▶ [Task directions]
Reproduce the full listing below unchanged, apart from the pictures.

START Raw records

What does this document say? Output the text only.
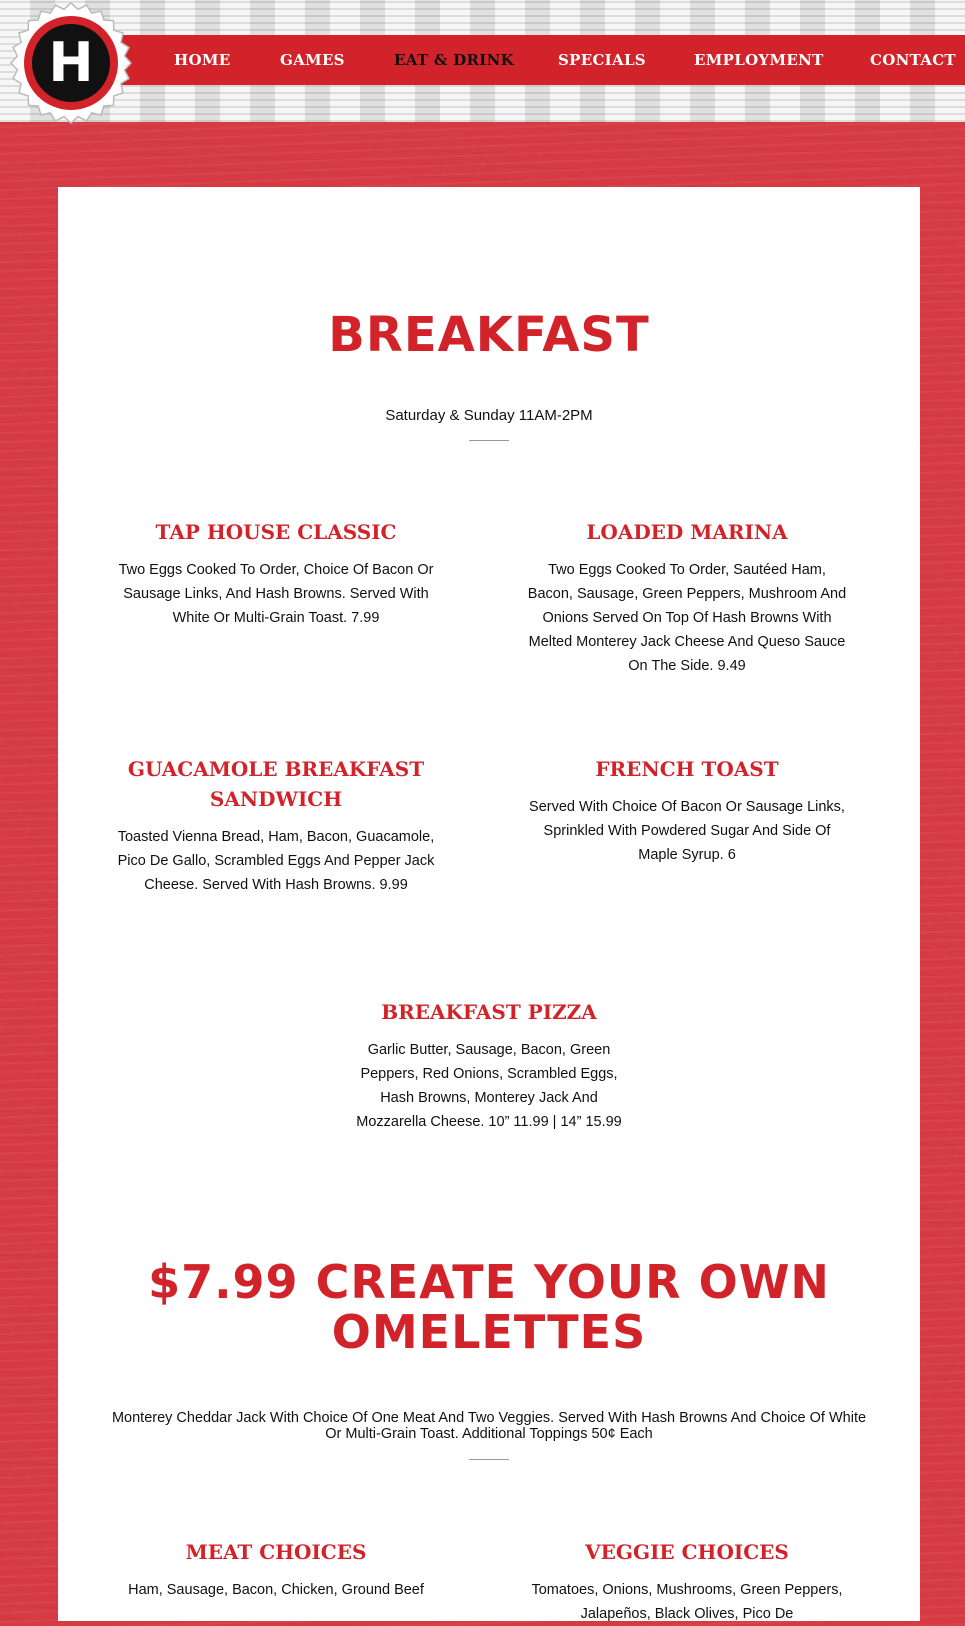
HOME	GAMES	EAT & DRINK	SPECIALS	EMPLOYMENT	CONTACT
H
BREAKFAST
Saturday & Sunday 11AM-2PM
TAP HOUSE CLASSIC
Two Eggs Cooked To Order, Choice Of Bacon Or Sausage Links, And Hash Browns. Served With White Or Multi-Grain Toast. 7.99
LOADED MARINA
Two Eggs Cooked To Order, Sautéed Ham, Bacon, Sausage, Green Peppers, Mushroom And Onions Served On Top Of Hash Browns With Melted Monterey Jack Cheese And Queso Sauce On The Side. 9.49
GUACAMOLE BREAKFAST SANDWICH
Toasted Vienna Bread, Ham, Bacon, Guacamole, Pico De Gallo, Scrambled Eggs And Pepper Jack Cheese. Served With Hash Browns. 9.99
FRENCH TOAST
Served With Choice Of Bacon Or Sausage Links, Sprinkled With Powdered Sugar And Side Of Maple Syrup. 6
BREAKFAST PIZZA
Garlic Butter, Sausage, Bacon, Green Peppers, Red Onions, Scrambled Eggs, Hash Browns, Monterey Jack And Mozzarella Cheese. 10” 11.99 | 14” 15.99
$7.99 CREATE YOUR OWN OMELETTES
Monterey Cheddar Jack With Choice Of One Meat And Two Veggies. Served With Hash Browns And Choice Of White Or Multi-Grain Toast. Additional Toppings 50¢ Each
MEAT CHOICES
Ham, Sausage, Bacon, Chicken, Ground Beef
VEGGIE CHOICES
Tomatoes, Onions, Mushrooms, Green Peppers, Jalapeños, Black Olives, Pico De
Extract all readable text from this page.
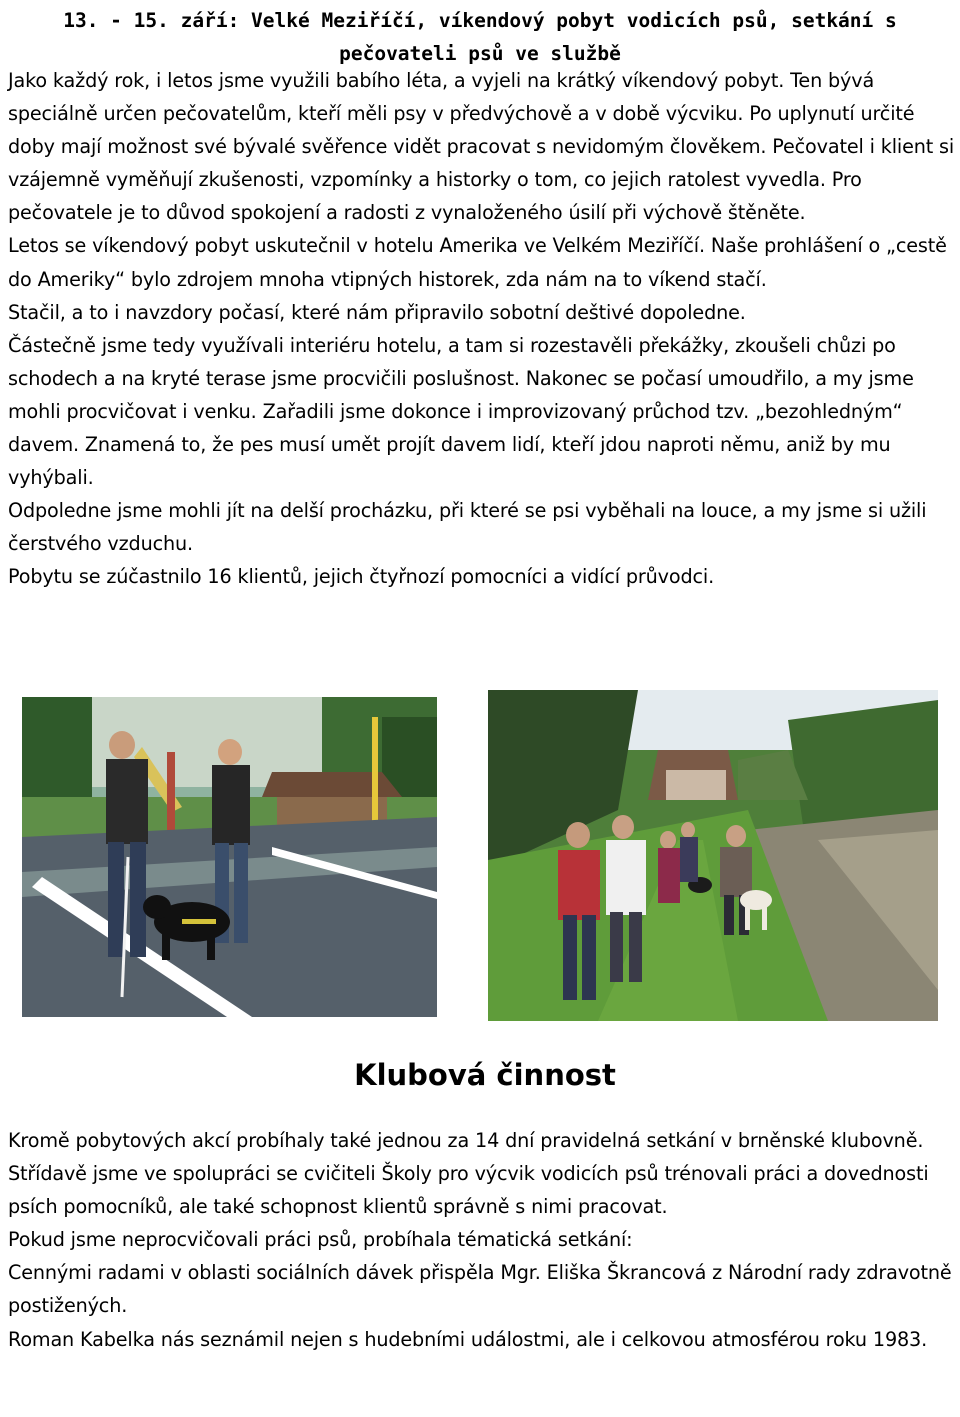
13. - 15. září: Velké Meziříčí, víkendový pobyt vodicích psů, setkání s
pečovateli psů ve službě

Jako každý rok, i letos jsme využili babího léta, a vyjeli na krátký víkendový pobyt. Ten bývá speciálně určen pečovatelům, kteří měli psy v předvýchově a v době výcviku. Po uplynutí určité doby mají možnost své bývalé svěřence vidět pracovat s nevidomým člověkem. Pečovatel i klient si vzájemně vyměňují zkušenosti, vzpomínky a historky o tom, co jejich ratolest vyvedla. Pro pečovatele je to důvod spokojení a radosti z vynaloženého úsilí při výchově štěněte.

Letos se víkendový pobyt uskutečnil v hotelu Amerika ve Velkém Meziříčí. Naše prohlášení o „cestě do Ameriky“ bylo zdrojem mnoha vtipných historek, zda nám na to víkend stačí.

Stačil, a to i navzdory počasí, které nám připravilo sobotní deštivé dopoledne.

Částečně jsme tedy využívali interiéru hotelu, a tam si rozestavěli překážky, zkoušeli chůzi po schodech a na kryté terase jsme procvičili poslušnost. Nakonec se počasí umoudřilo, a my jsme mohli procvičovat i venku. Zařadili jsme dokonce i improvizovaný průchod tzv. „bezohledným“ davem. Znamená to, že pes musí umět projít davem lidí, kteří jdou naproti němu, aniž by mu vyhýbali.

Odpoledne jsme mohli jít na delší procházku, při které se psi vyběhali na louce, a my jsme si užili čerstvého vzduchu.

Pobytu se zúčastnilo 16 klientů, jejich čtyřnozí pomocníci a vidící průvodci.

Klubová činnost

Kromě pobytových akcí probíhaly také jednou za 14 dní pravidelná setkání v brněnské klubovně. Střídavě jsme ve spolupráci se cvičiteli Školy pro výcvik vodicích psů trénovali práci a dovednosti psích pomocníků, ale také schopnost klientů správně s nimi pracovat.

Pokud jsme neprocvičovali práci psů, probíhala tématická setkání:

Cennými radami v oblasti sociálních dávek přispěla Mgr. Eliška Škrancová z Národní rady zdravotně postižených.

Roman Kabelka nás seznámil nejen s hudebními událostmi, ale i celkovou atmosférou roku 1983.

END Raw records

▶ [Finished exercise]
What does this document say? Output the text only.
HOME	GAMES	EAT & DRINK	SPECIALS	EMPLOYMENT	CONTACT
H
BREAKFAST
Saturday & Sunday 11AM-2PM
TAP HOUSE CLASSIC
Two Eggs Cooked To Order, Choice Of Bacon Or Sausage Links, And Hash Browns. Served With White Or Multi-Grain Toast. 7.99
LOADED MARINA
Two Eggs Cooked To Order, Sautéed Ham, Bacon, Sausage, Green Peppers, Mushroom And Onions Served On Top Of Hash Browns With Melted Monterey Jack Cheese And Queso Sauce On The Side. 9.49
GUACAMOLE BREAKFAST SANDWICH
Toasted Vienna Bread, Ham, Bacon, Guacamole, Pico De Gallo, Scrambled Eggs And Pepper Jack Cheese. Served With Hash Browns. 9.99
FRENCH TOAST
Served With Choice Of Bacon Or Sausage Links, Sprinkled With Powdered Sugar And Side Of Maple Syrup. 6
BREAKFAST PIZZA
Garlic Butter, Sausage, Bacon, Green Peppers, Red Onions, Scrambled Eggs, Hash Browns, Monterey Jack And Mozzarella Cheese. 10” 11.99 | 14” 15.99
$7.99 CREATE YOUR OWN OMELETTES
Monterey Cheddar Jack With Choice Of One Meat And Two Veggies. Served With Hash Browns And Choice Of White Or Multi-Grain Toast. Additional Toppings 50¢ Each
MEAT CHOICES
Ham, Sausage, Bacon, Chicken, Ground Beef
VEGGIE CHOICES
Tomatoes, Onions, Mushrooms, Green Peppers, Jalapeños, Black Olives, Pico De
Extract all readable text from this page.
13. - 15. září: Velké Meziříčí, víkendový pobyt vodicích psů, setkání s
pečovateli psů ve službě

Jako každý rok, i letos jsme využili babího léta, a vyjeli na krátký víkendový pobyt. Ten bývá speciálně určen pečovatelům, kteří měli psy v předvýchově a v době výcviku. Po uplynutí určité doby mají možnost své bývalé svěřence vidět pracovat s nevidomým člověkem. Pečovatel i klient si vzájemně vyměňují zkušenosti, vzpomínky a historky o tom, co jejich ratolest vyvedla. Pro pečovatele je to důvod spokojení a radosti z vynaloženého úsilí při výchově štěněte.

Letos se víkendový pobyt uskutečnil v hotelu Amerika ve Velkém Meziříčí. Naše prohlášení o „cestě do Ameriky“ bylo zdrojem mnoha vtipných historek, zda nám na to víkend stačí.

Stačil, a to i navzdory počasí, které nám připravilo sobotní deštivé dopoledne.

Částečně jsme tedy využívali interiéru hotelu, a tam si rozestavěli překážky, zkoušeli chůzi po schodech a na kryté terase jsme procvičili poslušnost. Nakonec se počasí umoudřilo, a my jsme mohli procvičovat i venku. Zařadili jsme dokonce i improvizovaný průchod tzv. „bezohledným“ davem. Znamená to, že pes musí umět projít davem lidí, kteří jdou naproti němu, aniž by mu vyhýbali.

Odpoledne jsme mohli jít na delší procházku, při které se psi vyběhali na louce, a my jsme si užili čerstvého vzduchu.

Pobytu se zúčastnilo 16 klientů, jejich čtyřnozí pomocníci a vidící průvodci.

Klubová činnost

Kromě pobytových akcí probíhaly také jednou za 14 dní pravidelná setkání v brněnské klubovně. Střídavě jsme ve spolupráci se cvičiteli Školy pro výcvik vodicích psů trénovali práci a dovednosti psích pomocníků, ale také schopnost klientů správně s nimi pracovat.

Pokud jsme neprocvičovali práci psů, probíhala tématická setkání:

Cennými radami v oblasti sociálních dávek přispěla Mgr. Eliška Škrancová z Národní rady zdravotně postižených.

Roman Kabelka nás seznámil nejen s hudebními událostmi, ale i celkovou atmosférou roku 1983.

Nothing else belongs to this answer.